----- RECORDS SHOWN

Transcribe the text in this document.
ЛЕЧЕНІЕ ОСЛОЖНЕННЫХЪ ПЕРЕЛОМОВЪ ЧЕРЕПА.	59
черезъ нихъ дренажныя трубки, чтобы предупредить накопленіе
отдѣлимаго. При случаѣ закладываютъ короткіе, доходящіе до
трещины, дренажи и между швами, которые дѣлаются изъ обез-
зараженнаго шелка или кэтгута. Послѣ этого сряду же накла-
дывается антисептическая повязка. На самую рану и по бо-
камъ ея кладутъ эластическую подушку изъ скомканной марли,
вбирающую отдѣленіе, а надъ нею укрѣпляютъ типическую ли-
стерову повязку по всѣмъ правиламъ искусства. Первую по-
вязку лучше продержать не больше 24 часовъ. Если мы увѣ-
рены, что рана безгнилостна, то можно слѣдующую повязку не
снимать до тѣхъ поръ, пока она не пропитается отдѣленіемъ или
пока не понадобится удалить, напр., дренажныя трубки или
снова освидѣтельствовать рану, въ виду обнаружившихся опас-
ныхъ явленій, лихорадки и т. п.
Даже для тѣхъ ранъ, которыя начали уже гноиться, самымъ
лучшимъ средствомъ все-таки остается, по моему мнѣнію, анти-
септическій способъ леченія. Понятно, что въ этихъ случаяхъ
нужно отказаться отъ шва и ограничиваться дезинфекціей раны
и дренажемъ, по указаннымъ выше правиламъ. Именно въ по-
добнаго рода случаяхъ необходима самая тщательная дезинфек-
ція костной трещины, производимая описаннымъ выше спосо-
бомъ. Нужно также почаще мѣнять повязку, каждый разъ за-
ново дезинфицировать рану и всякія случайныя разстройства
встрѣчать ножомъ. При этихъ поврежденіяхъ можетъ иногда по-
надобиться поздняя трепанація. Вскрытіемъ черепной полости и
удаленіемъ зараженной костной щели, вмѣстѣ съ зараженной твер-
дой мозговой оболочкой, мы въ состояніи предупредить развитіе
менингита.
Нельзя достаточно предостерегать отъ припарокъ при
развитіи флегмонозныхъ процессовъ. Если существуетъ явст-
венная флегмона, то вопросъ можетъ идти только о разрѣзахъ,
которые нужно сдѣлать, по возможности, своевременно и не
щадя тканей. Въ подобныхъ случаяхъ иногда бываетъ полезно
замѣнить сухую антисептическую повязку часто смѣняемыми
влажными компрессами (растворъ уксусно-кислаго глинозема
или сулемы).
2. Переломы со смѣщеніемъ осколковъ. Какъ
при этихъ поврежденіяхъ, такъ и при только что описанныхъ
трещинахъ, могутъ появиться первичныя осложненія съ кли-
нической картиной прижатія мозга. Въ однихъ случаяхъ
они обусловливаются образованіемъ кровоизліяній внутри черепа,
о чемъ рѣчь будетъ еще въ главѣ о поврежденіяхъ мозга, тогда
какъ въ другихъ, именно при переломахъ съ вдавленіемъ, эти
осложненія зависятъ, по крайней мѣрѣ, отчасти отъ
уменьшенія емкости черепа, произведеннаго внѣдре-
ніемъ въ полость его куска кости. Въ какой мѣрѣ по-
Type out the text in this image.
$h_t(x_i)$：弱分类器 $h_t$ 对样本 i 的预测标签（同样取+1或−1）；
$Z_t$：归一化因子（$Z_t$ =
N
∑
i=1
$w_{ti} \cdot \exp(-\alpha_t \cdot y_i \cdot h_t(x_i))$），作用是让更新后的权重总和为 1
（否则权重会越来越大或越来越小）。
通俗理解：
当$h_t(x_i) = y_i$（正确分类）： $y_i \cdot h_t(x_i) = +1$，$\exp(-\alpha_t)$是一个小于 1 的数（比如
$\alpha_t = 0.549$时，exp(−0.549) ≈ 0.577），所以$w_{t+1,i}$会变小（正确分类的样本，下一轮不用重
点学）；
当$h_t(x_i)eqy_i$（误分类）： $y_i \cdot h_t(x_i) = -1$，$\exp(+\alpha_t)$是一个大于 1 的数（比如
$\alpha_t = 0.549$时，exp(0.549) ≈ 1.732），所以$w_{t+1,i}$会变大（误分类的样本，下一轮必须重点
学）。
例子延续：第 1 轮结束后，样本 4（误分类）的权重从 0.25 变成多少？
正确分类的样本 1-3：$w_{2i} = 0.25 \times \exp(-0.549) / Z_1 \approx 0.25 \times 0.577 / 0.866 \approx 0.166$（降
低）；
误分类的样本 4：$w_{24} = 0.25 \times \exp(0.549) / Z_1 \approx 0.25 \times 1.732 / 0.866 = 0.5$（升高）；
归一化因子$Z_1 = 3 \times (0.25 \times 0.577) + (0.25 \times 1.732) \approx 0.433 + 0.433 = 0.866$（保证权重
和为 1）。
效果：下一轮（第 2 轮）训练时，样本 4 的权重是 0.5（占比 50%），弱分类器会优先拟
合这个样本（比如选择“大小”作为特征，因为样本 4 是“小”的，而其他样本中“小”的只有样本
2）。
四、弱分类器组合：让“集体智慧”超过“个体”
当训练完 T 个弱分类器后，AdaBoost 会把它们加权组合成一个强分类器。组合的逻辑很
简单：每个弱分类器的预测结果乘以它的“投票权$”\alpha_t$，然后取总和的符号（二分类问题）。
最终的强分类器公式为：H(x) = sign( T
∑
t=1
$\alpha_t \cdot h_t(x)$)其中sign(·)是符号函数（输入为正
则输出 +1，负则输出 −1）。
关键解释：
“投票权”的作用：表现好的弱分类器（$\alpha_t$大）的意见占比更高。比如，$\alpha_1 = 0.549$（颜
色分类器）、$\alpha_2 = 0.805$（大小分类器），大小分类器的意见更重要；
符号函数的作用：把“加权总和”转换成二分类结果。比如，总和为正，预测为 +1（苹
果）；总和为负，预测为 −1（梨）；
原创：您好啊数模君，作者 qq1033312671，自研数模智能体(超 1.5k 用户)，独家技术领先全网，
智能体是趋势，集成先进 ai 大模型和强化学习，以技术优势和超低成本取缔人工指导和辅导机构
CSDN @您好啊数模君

----------

Output the listing above without altering a single character.

Transcribe the text in this document.
ЛЕЧЕНІЕ ОСЛОЖНЕННЫХЪ ПЕРЕЛОМОВЪ ЧЕРЕПА.	59
черезъ нихъ дренажныя трубки, чтобы предупредить накопленіе
отдѣлимаго. При случаѣ закладываютъ короткіе, доходящіе до
трещины, дренажи и между швами, которые дѣлаются изъ обез-
зараженнаго шелка или кэтгута. Послѣ этого сряду же накла-
дывается антисептическая повязка. На самую рану и по бо-
камъ ея кладутъ эластическую подушку изъ скомканной марли,
вбирающую отдѣленіе, а надъ нею укрѣпляютъ типическую ли-
стерову повязку по всѣмъ правиламъ искусства. Первую по-
вязку лучше продержать не больше 24 часовъ. Если мы увѣ-
рены, что рана безгнилостна, то можно слѣдующую повязку не
снимать до тѣхъ поръ, пока она не пропитается отдѣленіемъ или
пока не понадобится удалить, напр., дренажныя трубки или
снова освидѣтельствовать рану, въ виду обнаружившихся опас-
ныхъ явленій, лихорадки и т. п.
Даже для тѣхъ ранъ, которыя начали уже гноиться, самымъ
лучшимъ средствомъ все-таки остается, по моему мнѣнію, анти-
септическій способъ леченія. Понятно, что въ этихъ случаяхъ
нужно отказаться отъ шва и ограничиваться дезинфекціей раны
и дренажемъ, по указаннымъ выше правиламъ. Именно въ по-
добнаго рода случаяхъ необходима самая тщательная дезинфек-
ція костной трещины, производимая описаннымъ выше спосо-
бомъ. Нужно также почаще мѣнять повязку, каждый разъ за-
ново дезинфицировать рану и всякія случайныя разстройства
встрѣчать ножомъ. При этихъ поврежденіяхъ можетъ иногда по-
надобиться поздняя трепанація. Вскрытіемъ черепной полости и
удаленіемъ зараженной костной щели, вмѣстѣ съ зараженной твер-
дой мозговой оболочкой, мы въ состояніи предупредить развитіе
менингита.
Нельзя достаточно предостерегать отъ припарокъ при
развитіи флегмонозныхъ процессовъ. Если существуетъ явст-
венная флегмона, то вопросъ можетъ идти только о разрѣзахъ,
которые нужно сдѣлать, по возможности, своевременно и не
щадя тканей. Въ подобныхъ случаяхъ иногда бываетъ полезно
замѣнить сухую антисептическую повязку часто смѣняемыми
влажными компрессами (растворъ уксусно-кислаго глинозема
или сулемы).
2. Переломы со смѣщеніемъ осколковъ. Какъ
при этихъ поврежденіяхъ, такъ и при только что описанныхъ
трещинахъ, могутъ появиться первичныя осложненія съ кли-
нической картиной прижатія мозга. Въ однихъ случаяхъ
они обусловливаются образованіемъ кровоизліяній внутри черепа,
о чемъ рѣчь будетъ еще въ главѣ о поврежденіяхъ мозга, тогда
какъ въ другихъ, именно при переломахъ съ вдавленіемъ, эти
осложненія зависятъ, по крайней мѣрѣ, отчасти отъ
уменьшенія емкости черепа, произведеннаго внѣдре-
ніемъ въ полость его куска кости. Въ какой мѣрѣ по-
Type out the text in this image.
$h_t(x_i)$：弱分类器 $h_t$ 对样本 i 的预测标签（同样取+1或−1）；
$Z_t$：归一化因子（$Z_t$ =
N
∑
i=1
$w_{ti} \cdot \exp(-\alpha_t \cdot y_i \cdot h_t(x_i))$），作用是让更新后的权重总和为 1
（否则权重会越来越大或越来越小）。
通俗理解：
当$h_t(x_i) = y_i$（正确分类）： $y_i \cdot h_t(x_i) = +1$，$\exp(-\alpha_t)$是一个小于 1 的数（比如
$\alpha_t = 0.549$时，exp(−0.549) ≈ 0.577），所以$w_{t+1,i}$会变小（正确分类的样本，下一轮不用重
点学）；
当$h_t(x_i)eqy_i$（误分类）： $y_i \cdot h_t(x_i) = -1$，$\exp(+\alpha_t)$是一个大于 1 的数（比如
$\alpha_t = 0.549$时，exp(0.549) ≈ 1.732），所以$w_{t+1,i}$会变大（误分类的样本，下一轮必须重点
学）。
例子延续：第 1 轮结束后，样本 4（误分类）的权重从 0.25 变成多少？
正确分类的样本 1-3：$w_{2i} = 0.25 \times \exp(-0.549) / Z_1 \approx 0.25 \times 0.577 / 0.866 \approx 0.166$（降
低）；
误分类的样本 4：$w_{24} = 0.25 \times \exp(0.549) / Z_1 \approx 0.25 \times 1.732 / 0.866 = 0.5$（升高）；
归一化因子$Z_1 = 3 \times (0.25 \times 0.577) + (0.25 \times 1.732) \approx 0.433 + 0.433 = 0.866$（保证权重
和为 1）。
效果：下一轮（第 2 轮）训练时，样本 4 的权重是 0.5（占比 50%），弱分类器会优先拟
合这个样本（比如选择“大小”作为特征，因为样本 4 是“小”的，而其他样本中“小”的只有样本
2）。
四、弱分类器组合：让“集体智慧”超过“个体”
当训练完 T 个弱分类器后，AdaBoost 会把它们加权组合成一个强分类器。组合的逻辑很
简单：每个弱分类器的预测结果乘以它的“投票权$”\alpha_t$，然后取总和的符号（二分类问题）。
最终的强分类器公式为：H(x) = sign( T
∑
t=1
$\alpha_t \cdot h_t(x)$)其中sign(·)是符号函数（输入为正
则输出 +1，负则输出 −1）。
关键解释：
“投票权”的作用：表现好的弱分类器（$\alpha_t$大）的意见占比更高。比如，$\alpha_1 = 0.549$（颜
色分类器）、$\alpha_2 = 0.805$（大小分类器），大小分类器的意见更重要；
符号函数的作用：把“加权总和”转换成二分类结果。比如，总和为正，预测为 +1（苹
果）；总和为负，预测为 −1（梨）；
原创：您好啊数模君，作者 qq1033312671，自研数模智能体(超 1.5k 用户)，独家技术领先全网，
智能体是趋势，集成先进 ai 大模型和强化学习，以技术优势和超低成本取缔人工指导和辅导机构
CSDN @您好啊数模君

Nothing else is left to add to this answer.